▶ [TO DO]: Reproduce every line of the records below word for word, leaving out the pictures.

--- START OF PROVIDED MATERIAL ---

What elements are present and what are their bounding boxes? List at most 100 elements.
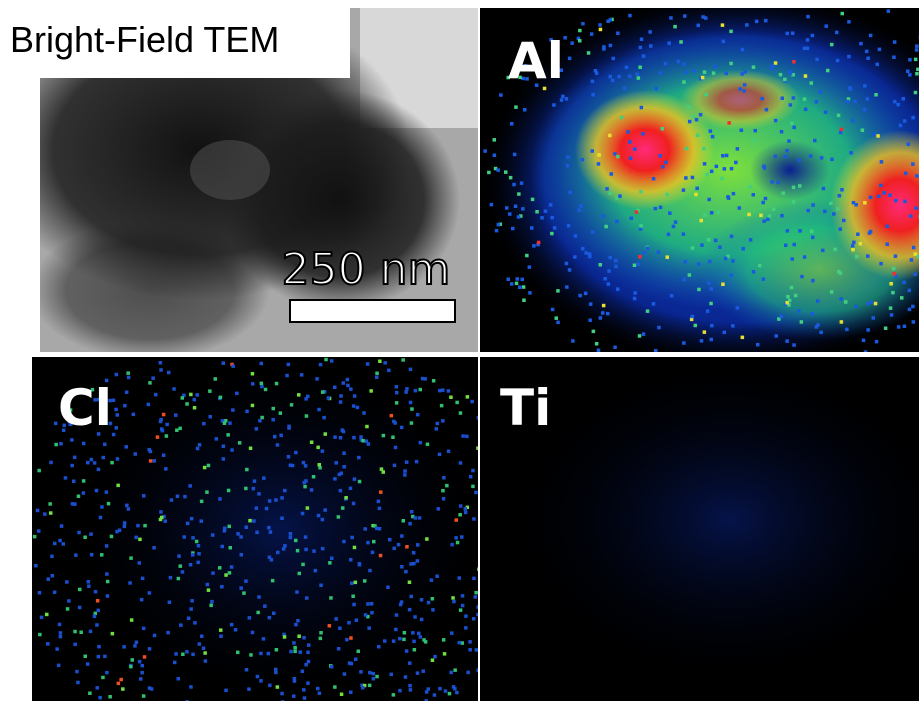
speckle — [640, 106, 644, 110]
speckle — [639, 227, 643, 231]
speckle — [248, 519, 252, 523]
speckle — [293, 679, 297, 683]
speckle — [424, 640, 428, 644]
speckle — [765, 108, 769, 112]
speckle — [774, 61, 778, 65]
speckle — [628, 14, 632, 17]
speckle — [499, 93, 503, 97]
speckle — [531, 198, 535, 202]
speckle — [112, 399, 116, 403]
speckle — [142, 694, 146, 698]
speckle — [464, 507, 468, 511]
speckle — [770, 180, 774, 184]
speckle — [633, 297, 637, 301]
speckle — [450, 543, 454, 547]
speckle — [803, 97, 807, 101]
speckle — [116, 457, 120, 461]
speckle — [601, 311, 605, 315]
speckle — [245, 668, 249, 672]
speckle — [441, 419, 445, 423]
speckle — [296, 619, 300, 623]
speckle — [352, 603, 356, 607]
speckle — [470, 400, 474, 404]
speckle — [409, 368, 413, 372]
speckle — [321, 547, 325, 551]
speckle — [705, 93, 709, 97]
speckle — [399, 603, 403, 607]
speckle — [71, 502, 75, 506]
speckle — [177, 677, 181, 681]
speckle — [851, 248, 855, 252]
speckle — [416, 559, 420, 563]
speckle — [106, 594, 110, 598]
speckle — [214, 377, 218, 381]
speckle — [140, 598, 144, 602]
speckle — [352, 404, 356, 408]
speckle — [125, 391, 128, 395]
tem-particle — [30, 220, 270, 360]
speckle — [273, 435, 277, 439]
speckle — [403, 473, 407, 477]
speckle — [819, 90, 823, 94]
speckle — [378, 507, 382, 511]
speckle — [394, 628, 398, 632]
speckle — [597, 162, 601, 166]
speckle — [436, 422, 440, 426]
speckle — [419, 388, 423, 392]
speckle — [866, 97, 870, 101]
speckle — [312, 549, 316, 553]
speckle — [851, 119, 855, 123]
speckle — [610, 172, 614, 176]
speckle — [328, 624, 332, 628]
speckle — [655, 87, 659, 91]
speckle — [343, 672, 347, 676]
speckle — [915, 44, 919, 48]
speckle — [607, 269, 611, 273]
speckle — [271, 418, 275, 422]
speckle — [323, 508, 327, 512]
speckle — [866, 328, 870, 332]
speckle — [847, 20, 851, 24]
speckle — [397, 543, 401, 547]
speckle — [915, 48, 919, 52]
speckle — [781, 97, 785, 101]
speckle — [897, 325, 901, 329]
speckle — [459, 504, 463, 508]
speckle — [741, 336, 745, 340]
speckle — [570, 41, 574, 45]
speckle — [903, 325, 907, 329]
speckle — [339, 489, 343, 493]
speckle — [346, 384, 350, 388]
speckle — [807, 209, 811, 213]
speckle — [342, 381, 346, 385]
speckle — [899, 124, 903, 128]
speckle — [134, 536, 138, 540]
speckle — [768, 214, 772, 218]
scale-bar-label: 250 nm — [282, 244, 451, 295]
speckle — [139, 677, 143, 681]
speckle — [833, 248, 837, 252]
speckle — [863, 201, 867, 205]
speckle — [294, 539, 298, 543]
speckle — [95, 623, 99, 627]
speckle — [718, 246, 722, 250]
speckle — [361, 439, 365, 443]
speckle — [800, 275, 804, 279]
speckle — [854, 203, 858, 207]
speckle — [469, 475, 473, 479]
speckle — [372, 672, 376, 676]
speckle — [256, 611, 260, 615]
speckle — [352, 436, 356, 440]
speckle — [102, 456, 106, 460]
speckle — [826, 69, 830, 73]
speckle — [260, 416, 264, 420]
speckle — [566, 164, 570, 168]
speckle — [472, 517, 476, 521]
speckle — [353, 546, 357, 550]
speckle — [342, 540, 346, 544]
speckle — [260, 385, 264, 389]
speckle — [37, 469, 41, 473]
speckle — [368, 684, 372, 688]
speckle — [130, 618, 134, 622]
speckle — [267, 652, 271, 656]
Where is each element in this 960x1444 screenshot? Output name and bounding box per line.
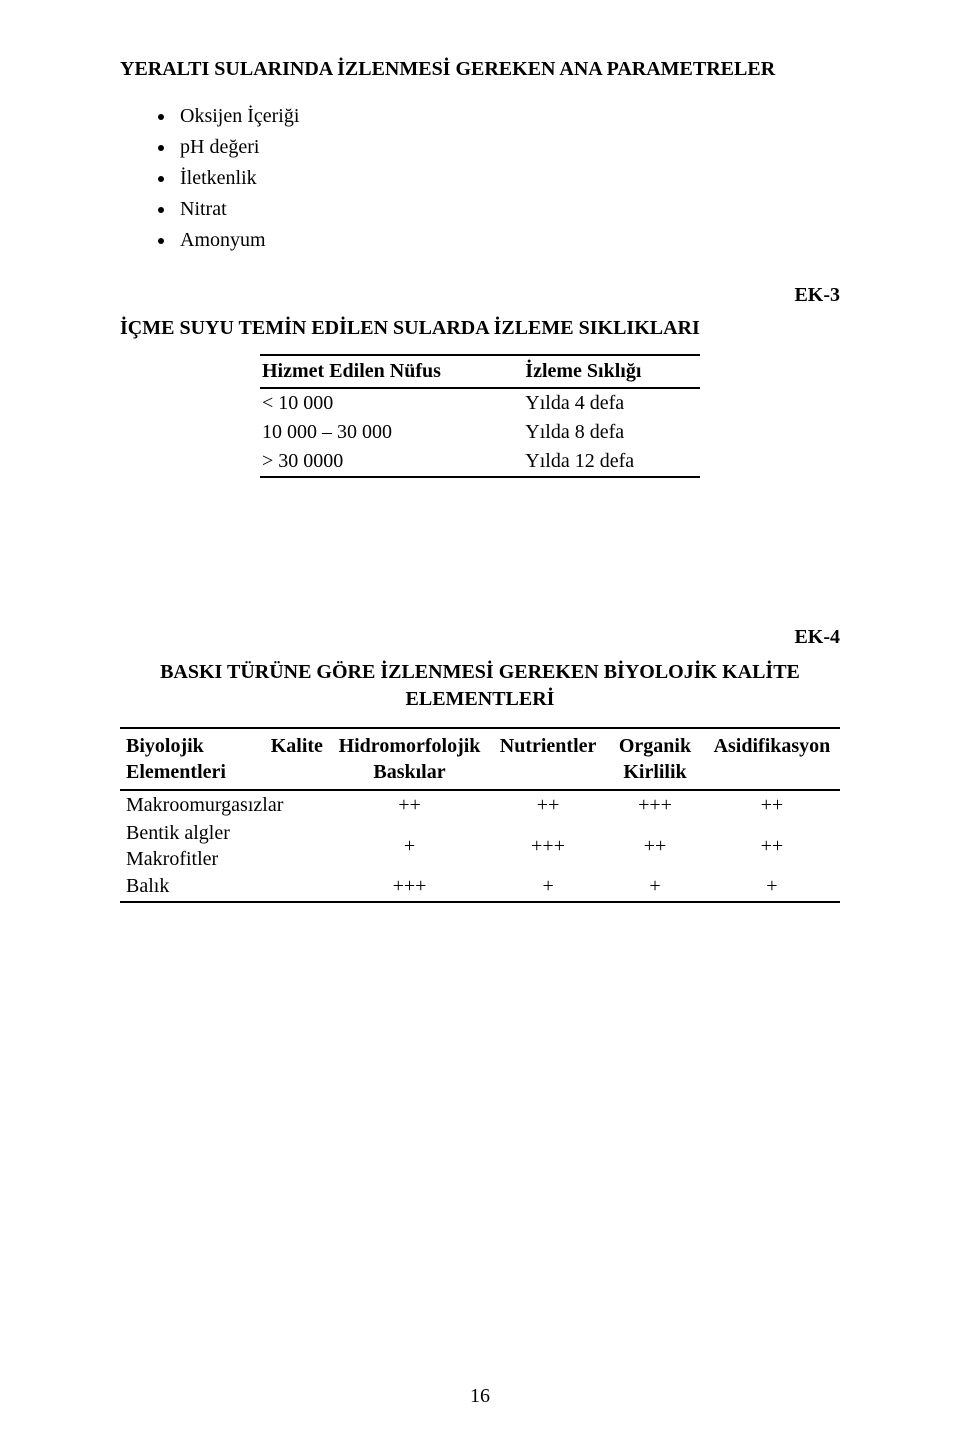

--- END OF PROVIDED MATERIAL ---

▶ [TASK ANSWER]:
What elements are present and what are their bounding boxes? List at most 100 elements.
speckle — [640, 106, 644, 110]
speckle — [639, 227, 643, 231]
speckle — [248, 519, 252, 523]
speckle — [293, 679, 297, 683]
speckle — [424, 640, 428, 644]
speckle — [765, 108, 769, 112]
speckle — [774, 61, 778, 65]
speckle — [628, 14, 632, 17]
speckle — [499, 93, 503, 97]
speckle — [531, 198, 535, 202]
speckle — [112, 399, 116, 403]
speckle — [142, 694, 146, 698]
speckle — [464, 507, 468, 511]
speckle — [770, 180, 774, 184]
speckle — [633, 297, 637, 301]
speckle — [450, 543, 454, 547]
speckle — [803, 97, 807, 101]
speckle — [116, 457, 120, 461]
speckle — [601, 311, 605, 315]
speckle — [245, 668, 249, 672]
speckle — [441, 419, 445, 423]
speckle — [296, 619, 300, 623]
speckle — [352, 603, 356, 607]
speckle — [470, 400, 474, 404]
speckle — [409, 368, 413, 372]
speckle — [321, 547, 325, 551]
speckle — [705, 93, 709, 97]
speckle — [399, 603, 403, 607]
speckle — [71, 502, 75, 506]
speckle — [177, 677, 181, 681]
speckle — [851, 248, 855, 252]
speckle — [416, 559, 420, 563]
speckle — [106, 594, 110, 598]
speckle — [214, 377, 218, 381]
speckle — [140, 598, 144, 602]
speckle — [352, 404, 356, 408]
speckle — [125, 391, 128, 395]
tem-particle — [30, 220, 270, 360]
speckle — [273, 435, 277, 439]
speckle — [403, 473, 407, 477]
speckle — [819, 90, 823, 94]
speckle — [378, 507, 382, 511]
speckle — [394, 628, 398, 632]
speckle — [597, 162, 601, 166]
speckle — [436, 422, 440, 426]
speckle — [419, 388, 423, 392]
speckle — [866, 97, 870, 101]
speckle — [312, 549, 316, 553]
speckle — [851, 119, 855, 123]
speckle — [610, 172, 614, 176]
speckle — [328, 624, 332, 628]
speckle — [655, 87, 659, 91]
speckle — [343, 672, 347, 676]
speckle — [915, 44, 919, 48]
speckle — [607, 269, 611, 273]
speckle — [271, 418, 275, 422]
speckle — [323, 508, 327, 512]
speckle — [866, 328, 870, 332]
speckle — [847, 20, 851, 24]
speckle — [397, 543, 401, 547]
speckle — [915, 48, 919, 52]
speckle — [781, 97, 785, 101]
speckle — [897, 325, 901, 329]
speckle — [459, 504, 463, 508]
speckle — [741, 336, 745, 340]
speckle — [570, 41, 574, 45]
speckle — [903, 325, 907, 329]
speckle — [339, 489, 343, 493]
speckle — [346, 384, 350, 388]
speckle — [807, 209, 811, 213]
speckle — [342, 381, 346, 385]
speckle — [899, 124, 903, 128]
speckle — [134, 536, 138, 540]
speckle — [768, 214, 772, 218]
scale-bar-label: 250 nm — [282, 244, 451, 295]
speckle — [139, 677, 143, 681]
speckle — [833, 248, 837, 252]
speckle — [863, 201, 867, 205]
speckle — [294, 539, 298, 543]
speckle — [95, 623, 99, 627]
speckle — [718, 246, 722, 250]
speckle — [361, 439, 365, 443]
speckle — [800, 275, 804, 279]
speckle — [854, 203, 858, 207]
speckle — [469, 475, 473, 479]
speckle — [372, 672, 376, 676]
speckle — [256, 611, 260, 615]
speckle — [352, 436, 356, 440]
speckle — [102, 456, 106, 460]
speckle — [826, 69, 830, 73]
speckle — [260, 416, 264, 420]
speckle — [566, 164, 570, 168]
speckle — [472, 517, 476, 521]
speckle — [353, 546, 357, 550]
speckle — [342, 540, 346, 544]
speckle — [260, 385, 264, 389]
speckle — [37, 469, 41, 473]
speckle — [368, 684, 372, 688]
speckle — [130, 618, 134, 622]
speckle — [267, 652, 271, 656]
Where is each element in this 960x1444 screenshot? Output name and bounding box per line.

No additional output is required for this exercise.